Problem requirements:
Reproduce every one of the lines below word for word. Leave the picture out of your copy.

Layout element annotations
____

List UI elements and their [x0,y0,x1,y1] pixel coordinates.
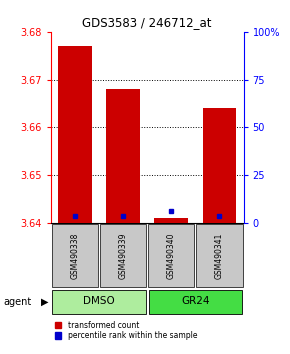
Bar [196,224,243,287]
Bar [148,224,194,287]
Bar [106,89,140,223]
Text: GSM490340: GSM490340 [167,233,176,279]
Title: GDS3583 / 246712_at: GDS3583 / 246712_at [82,16,212,29]
Text: agent: agent [3,297,31,307]
Text: DMSO: DMSO [83,296,115,306]
Text: GSM490339: GSM490339 [119,233,128,279]
Text: GSM490341: GSM490341 [215,233,224,279]
Text: GSM490338: GSM490338 [70,233,79,279]
Bar [52,224,98,287]
Legend: transformed count, percentile rank within the sample: transformed count, percentile rank withi… [55,321,197,340]
Text: GR24: GR24 [181,296,210,306]
Bar [148,290,242,314]
Bar [52,290,146,314]
Text: ▶: ▶ [41,297,49,307]
Bar [58,46,92,223]
Bar [100,224,146,287]
Bar [203,108,236,223]
Bar [154,218,188,223]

____

Response to this task:
List UI elements and their [x0,y0,x1,y1] pixel coordinates.
Bar [196,224,243,287]
Bar [148,224,194,287]
Bar [106,89,140,223]
Text: GSM490340: GSM490340 [167,233,176,279]
Title: GDS3583 / 246712_at: GDS3583 / 246712_at [82,16,212,29]
Text: agent: agent [3,297,31,307]
Text: DMSO: DMSO [83,296,115,306]
Text: GSM490339: GSM490339 [119,233,128,279]
Text: GSM490341: GSM490341 [215,233,224,279]
Text: GSM490338: GSM490338 [70,233,79,279]
Bar [52,224,98,287]
Legend: transformed count, percentile rank within the sample: transformed count, percentile rank withi… [55,321,197,340]
Text: GR24: GR24 [181,296,210,306]
Bar [148,290,242,314]
Bar [52,290,146,314]
Text: ▶: ▶ [41,297,49,307]
Bar [58,46,92,223]
Bar [100,224,146,287]
Bar [203,108,236,223]
Bar [154,218,188,223]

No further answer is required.